What you have to do >> Copy each line with the word "Secondary" in it.

Input for this task >>
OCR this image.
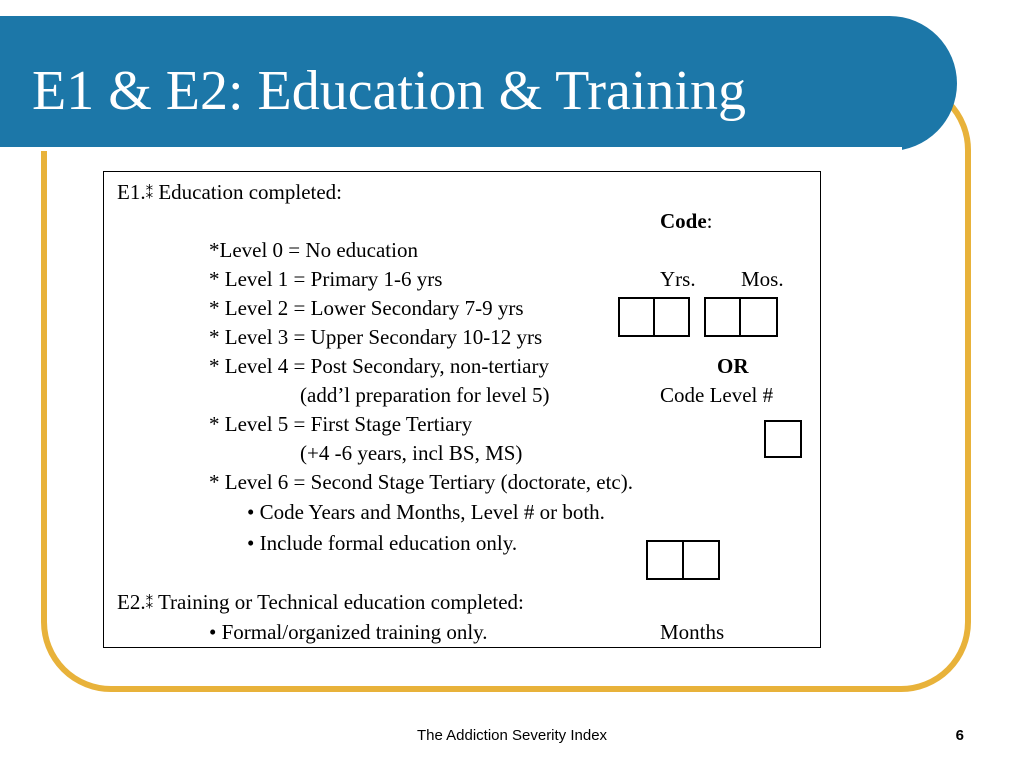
E1 & E2: Education & Training
E1.⁑ Education completed:
Code:
*Level 0 = No education
* Level 1 = Primary 1-6 yrs
* Level 2 = Lower Secondary 7-9 yrs
* Level 3 = Upper Secondary 10-12 yrs
* Level 4 = Post Secondary, non-tertiary
(add’l preparation for level 5)
* Level 5 = First Stage Tertiary
(+4 -6 years, incl BS, MS)
* Level 6 = Second Stage Tertiary (doctorate, etc).
Yrs. Mos.
OR
Code Level #
• Code Years and Months, Level # or both.
• Include formal education only.
E2.⁑ Training or Technical education completed:
• Formal/organized training only.	Months
The Addiction Severity Index	6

Exercise answer >>
* Level 2 = Lower Secondary 7-9 yrs
* Level 3 = Upper Secondary 10-12 yrs
* Level 4 = Post Secondary, non-tertiary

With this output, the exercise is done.